---------- Input

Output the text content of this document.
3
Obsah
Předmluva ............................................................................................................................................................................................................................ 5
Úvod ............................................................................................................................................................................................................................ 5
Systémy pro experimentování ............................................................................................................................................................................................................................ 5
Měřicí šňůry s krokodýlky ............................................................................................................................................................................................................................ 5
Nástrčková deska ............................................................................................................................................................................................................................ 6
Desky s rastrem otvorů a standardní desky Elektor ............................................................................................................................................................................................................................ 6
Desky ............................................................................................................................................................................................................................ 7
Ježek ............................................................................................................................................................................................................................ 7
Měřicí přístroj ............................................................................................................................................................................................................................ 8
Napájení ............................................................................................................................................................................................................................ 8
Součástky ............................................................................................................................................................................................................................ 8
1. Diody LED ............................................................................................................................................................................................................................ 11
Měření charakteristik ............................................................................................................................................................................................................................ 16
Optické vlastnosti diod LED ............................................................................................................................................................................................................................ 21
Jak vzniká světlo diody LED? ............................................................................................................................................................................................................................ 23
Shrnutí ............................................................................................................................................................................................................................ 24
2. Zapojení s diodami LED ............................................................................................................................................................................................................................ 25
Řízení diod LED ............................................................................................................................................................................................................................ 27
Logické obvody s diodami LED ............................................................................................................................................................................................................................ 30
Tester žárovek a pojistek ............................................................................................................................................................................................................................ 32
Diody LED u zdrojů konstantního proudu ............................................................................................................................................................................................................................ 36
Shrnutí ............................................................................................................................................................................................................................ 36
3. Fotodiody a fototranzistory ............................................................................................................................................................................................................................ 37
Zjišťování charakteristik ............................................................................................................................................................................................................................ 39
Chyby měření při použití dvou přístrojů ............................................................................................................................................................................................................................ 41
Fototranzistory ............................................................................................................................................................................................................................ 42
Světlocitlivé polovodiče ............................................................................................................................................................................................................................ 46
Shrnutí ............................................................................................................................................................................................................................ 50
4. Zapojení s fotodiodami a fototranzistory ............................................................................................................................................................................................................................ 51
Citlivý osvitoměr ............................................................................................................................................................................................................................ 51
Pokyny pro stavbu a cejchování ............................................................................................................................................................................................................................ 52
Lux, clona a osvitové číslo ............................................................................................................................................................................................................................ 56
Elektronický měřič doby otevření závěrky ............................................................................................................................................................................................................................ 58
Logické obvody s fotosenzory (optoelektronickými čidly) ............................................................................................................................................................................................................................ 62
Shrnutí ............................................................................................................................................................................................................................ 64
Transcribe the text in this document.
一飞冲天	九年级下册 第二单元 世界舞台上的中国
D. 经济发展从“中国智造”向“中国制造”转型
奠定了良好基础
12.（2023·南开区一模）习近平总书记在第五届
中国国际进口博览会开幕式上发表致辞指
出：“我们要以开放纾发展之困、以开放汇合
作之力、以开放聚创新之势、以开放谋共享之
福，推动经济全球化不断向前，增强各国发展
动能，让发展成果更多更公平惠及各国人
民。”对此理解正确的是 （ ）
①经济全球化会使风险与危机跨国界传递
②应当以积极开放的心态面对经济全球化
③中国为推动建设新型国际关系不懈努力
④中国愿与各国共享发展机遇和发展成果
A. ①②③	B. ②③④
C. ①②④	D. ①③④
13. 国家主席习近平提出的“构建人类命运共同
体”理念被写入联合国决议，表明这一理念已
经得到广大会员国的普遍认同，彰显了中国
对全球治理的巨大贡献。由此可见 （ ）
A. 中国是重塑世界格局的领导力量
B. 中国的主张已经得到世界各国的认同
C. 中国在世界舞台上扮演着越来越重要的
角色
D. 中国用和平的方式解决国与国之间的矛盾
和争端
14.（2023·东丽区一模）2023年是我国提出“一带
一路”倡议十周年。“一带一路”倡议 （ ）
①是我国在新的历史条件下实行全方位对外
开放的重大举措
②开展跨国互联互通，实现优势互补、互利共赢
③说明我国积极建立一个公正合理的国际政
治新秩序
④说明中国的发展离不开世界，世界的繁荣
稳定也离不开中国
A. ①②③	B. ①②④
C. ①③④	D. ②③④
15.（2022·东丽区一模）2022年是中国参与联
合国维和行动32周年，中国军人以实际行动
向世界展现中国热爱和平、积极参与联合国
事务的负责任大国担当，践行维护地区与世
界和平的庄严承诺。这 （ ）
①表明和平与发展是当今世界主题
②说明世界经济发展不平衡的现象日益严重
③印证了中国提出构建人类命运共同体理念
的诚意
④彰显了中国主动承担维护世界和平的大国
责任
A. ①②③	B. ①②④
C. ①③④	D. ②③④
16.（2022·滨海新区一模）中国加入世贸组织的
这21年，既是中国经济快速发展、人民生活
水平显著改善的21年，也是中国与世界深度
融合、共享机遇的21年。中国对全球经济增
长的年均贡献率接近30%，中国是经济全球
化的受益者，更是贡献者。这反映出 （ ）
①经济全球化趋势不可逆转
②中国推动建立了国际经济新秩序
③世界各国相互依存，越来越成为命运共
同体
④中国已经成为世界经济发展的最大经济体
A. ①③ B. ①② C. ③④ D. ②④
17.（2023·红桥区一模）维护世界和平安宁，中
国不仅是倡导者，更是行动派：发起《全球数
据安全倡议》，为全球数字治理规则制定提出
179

--------------------

## Work to do
Find every line in the records that contains the word "Zapojení"; copy those lines.

## Right answer
2. Zapojení s diodami LED ............................................................................................................................................................................................................................ 25
4. Zapojení s fotodiodami a fototranzistory ............................................................................................................................................................................................................................ 51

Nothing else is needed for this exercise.